Directions ▸
Spot every line with the word "series" and return it.

··· Dataset records

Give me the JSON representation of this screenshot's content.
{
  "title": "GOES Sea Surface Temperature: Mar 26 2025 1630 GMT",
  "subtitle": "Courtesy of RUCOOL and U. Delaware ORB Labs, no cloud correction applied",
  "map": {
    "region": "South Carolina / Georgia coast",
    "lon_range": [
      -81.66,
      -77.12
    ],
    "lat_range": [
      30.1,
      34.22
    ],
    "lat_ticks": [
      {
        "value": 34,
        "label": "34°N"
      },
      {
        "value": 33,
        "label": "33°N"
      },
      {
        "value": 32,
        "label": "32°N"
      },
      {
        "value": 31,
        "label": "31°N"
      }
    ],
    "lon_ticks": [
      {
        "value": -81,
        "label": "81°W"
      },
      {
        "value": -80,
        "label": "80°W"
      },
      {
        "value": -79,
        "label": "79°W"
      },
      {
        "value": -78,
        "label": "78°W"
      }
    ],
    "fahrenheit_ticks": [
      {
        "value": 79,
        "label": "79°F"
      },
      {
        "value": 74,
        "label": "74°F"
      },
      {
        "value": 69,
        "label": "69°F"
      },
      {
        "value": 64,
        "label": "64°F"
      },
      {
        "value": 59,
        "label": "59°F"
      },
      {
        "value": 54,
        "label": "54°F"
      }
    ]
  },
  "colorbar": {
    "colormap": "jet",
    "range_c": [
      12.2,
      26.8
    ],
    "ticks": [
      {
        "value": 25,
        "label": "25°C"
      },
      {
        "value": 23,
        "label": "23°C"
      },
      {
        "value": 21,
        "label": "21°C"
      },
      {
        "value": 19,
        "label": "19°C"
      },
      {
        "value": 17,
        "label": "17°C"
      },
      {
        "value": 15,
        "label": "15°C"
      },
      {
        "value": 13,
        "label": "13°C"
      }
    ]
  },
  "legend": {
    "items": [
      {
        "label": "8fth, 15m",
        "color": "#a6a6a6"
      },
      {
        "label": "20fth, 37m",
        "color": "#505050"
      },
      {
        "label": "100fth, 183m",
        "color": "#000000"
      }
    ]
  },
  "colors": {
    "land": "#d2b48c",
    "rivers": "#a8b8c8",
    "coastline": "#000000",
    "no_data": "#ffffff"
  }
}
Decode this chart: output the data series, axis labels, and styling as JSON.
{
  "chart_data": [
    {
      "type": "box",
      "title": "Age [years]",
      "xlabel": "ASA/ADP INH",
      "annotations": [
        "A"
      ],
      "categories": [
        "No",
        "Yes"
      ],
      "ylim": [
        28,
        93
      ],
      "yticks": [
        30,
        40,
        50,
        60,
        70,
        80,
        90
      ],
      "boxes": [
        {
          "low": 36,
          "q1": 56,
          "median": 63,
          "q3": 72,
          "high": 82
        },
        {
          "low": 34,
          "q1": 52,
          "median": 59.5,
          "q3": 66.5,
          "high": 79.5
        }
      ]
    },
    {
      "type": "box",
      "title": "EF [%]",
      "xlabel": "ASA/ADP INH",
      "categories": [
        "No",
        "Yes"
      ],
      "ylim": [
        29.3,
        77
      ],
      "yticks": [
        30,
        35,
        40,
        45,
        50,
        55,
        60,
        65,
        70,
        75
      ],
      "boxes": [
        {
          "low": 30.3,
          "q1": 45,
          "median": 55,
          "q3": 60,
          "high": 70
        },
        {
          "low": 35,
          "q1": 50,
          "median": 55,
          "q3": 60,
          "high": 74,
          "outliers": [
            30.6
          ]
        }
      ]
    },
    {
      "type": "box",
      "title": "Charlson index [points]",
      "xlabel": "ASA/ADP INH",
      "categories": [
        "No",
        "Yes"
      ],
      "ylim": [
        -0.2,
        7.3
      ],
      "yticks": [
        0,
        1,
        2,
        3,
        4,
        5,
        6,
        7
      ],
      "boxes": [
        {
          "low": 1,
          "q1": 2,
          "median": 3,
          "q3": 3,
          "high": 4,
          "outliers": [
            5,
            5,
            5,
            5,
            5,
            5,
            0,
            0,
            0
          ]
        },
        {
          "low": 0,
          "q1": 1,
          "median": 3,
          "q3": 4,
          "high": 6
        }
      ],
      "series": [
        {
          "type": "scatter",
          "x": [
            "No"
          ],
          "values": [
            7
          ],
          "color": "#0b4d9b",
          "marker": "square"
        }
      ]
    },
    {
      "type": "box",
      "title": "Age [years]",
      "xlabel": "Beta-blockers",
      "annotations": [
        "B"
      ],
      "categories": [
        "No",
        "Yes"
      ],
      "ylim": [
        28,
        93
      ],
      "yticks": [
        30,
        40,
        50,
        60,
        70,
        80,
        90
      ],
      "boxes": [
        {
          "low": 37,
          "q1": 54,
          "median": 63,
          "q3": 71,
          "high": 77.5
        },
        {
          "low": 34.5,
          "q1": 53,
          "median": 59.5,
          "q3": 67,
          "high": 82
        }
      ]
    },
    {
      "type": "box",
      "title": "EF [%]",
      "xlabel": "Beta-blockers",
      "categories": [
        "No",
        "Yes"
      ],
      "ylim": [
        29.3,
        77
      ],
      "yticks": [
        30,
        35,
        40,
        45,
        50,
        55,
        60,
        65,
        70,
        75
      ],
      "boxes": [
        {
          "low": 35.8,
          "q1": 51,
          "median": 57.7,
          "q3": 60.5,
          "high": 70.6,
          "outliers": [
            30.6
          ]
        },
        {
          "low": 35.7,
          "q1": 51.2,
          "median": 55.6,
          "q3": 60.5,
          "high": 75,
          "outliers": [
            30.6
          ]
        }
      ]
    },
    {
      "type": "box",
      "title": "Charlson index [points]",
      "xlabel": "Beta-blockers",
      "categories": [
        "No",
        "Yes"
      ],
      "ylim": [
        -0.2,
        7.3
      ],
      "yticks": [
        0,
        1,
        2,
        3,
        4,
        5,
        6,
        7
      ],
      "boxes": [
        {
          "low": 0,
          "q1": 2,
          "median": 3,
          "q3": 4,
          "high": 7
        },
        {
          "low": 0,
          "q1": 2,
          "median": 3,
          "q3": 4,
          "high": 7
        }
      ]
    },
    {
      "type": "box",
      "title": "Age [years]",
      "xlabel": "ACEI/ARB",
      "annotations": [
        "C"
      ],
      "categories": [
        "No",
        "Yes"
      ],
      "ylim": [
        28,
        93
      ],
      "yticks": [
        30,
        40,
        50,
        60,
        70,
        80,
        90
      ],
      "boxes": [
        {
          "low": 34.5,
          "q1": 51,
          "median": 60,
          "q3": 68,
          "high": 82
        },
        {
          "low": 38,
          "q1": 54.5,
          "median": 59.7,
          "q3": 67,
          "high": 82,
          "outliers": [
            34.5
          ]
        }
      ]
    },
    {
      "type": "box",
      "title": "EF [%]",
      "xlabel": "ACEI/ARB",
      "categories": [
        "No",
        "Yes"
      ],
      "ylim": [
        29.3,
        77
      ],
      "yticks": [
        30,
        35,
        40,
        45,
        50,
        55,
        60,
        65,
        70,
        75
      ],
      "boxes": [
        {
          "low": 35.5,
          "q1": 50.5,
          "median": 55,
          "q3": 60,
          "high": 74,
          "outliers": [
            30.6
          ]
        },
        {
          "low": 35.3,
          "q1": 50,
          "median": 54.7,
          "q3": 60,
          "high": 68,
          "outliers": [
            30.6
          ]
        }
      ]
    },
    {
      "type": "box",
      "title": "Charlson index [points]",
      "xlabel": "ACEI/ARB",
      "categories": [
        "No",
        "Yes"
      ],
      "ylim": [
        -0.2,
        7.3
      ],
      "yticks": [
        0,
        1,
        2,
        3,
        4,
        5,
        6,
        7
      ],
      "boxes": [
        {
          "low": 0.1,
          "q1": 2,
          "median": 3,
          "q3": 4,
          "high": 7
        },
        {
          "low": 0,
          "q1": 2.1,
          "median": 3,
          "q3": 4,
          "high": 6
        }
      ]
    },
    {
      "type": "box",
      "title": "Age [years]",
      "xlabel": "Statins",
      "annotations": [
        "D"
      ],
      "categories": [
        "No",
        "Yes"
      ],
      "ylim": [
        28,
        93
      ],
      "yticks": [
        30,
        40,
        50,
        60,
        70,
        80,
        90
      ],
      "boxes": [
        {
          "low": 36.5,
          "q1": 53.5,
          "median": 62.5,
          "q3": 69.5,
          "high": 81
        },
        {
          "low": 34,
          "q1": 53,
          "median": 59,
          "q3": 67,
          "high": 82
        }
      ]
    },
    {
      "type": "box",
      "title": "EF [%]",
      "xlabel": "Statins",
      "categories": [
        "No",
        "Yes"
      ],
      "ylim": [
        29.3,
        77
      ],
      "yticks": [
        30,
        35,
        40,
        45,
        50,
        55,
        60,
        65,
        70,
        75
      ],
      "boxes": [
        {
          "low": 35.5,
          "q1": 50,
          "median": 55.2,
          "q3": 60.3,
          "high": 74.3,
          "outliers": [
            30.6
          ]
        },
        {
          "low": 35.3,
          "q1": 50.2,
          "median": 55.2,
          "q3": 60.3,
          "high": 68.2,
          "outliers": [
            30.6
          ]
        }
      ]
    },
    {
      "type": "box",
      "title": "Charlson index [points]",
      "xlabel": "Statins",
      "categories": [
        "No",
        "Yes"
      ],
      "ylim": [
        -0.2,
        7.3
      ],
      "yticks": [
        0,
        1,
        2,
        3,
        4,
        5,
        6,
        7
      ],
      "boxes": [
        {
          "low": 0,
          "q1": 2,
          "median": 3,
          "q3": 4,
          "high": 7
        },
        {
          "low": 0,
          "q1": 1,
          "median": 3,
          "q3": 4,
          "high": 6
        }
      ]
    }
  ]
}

······

Output of the exercise ▸
Decode this chart: output the data series, axis labels, and styling as JSON.
      "series": [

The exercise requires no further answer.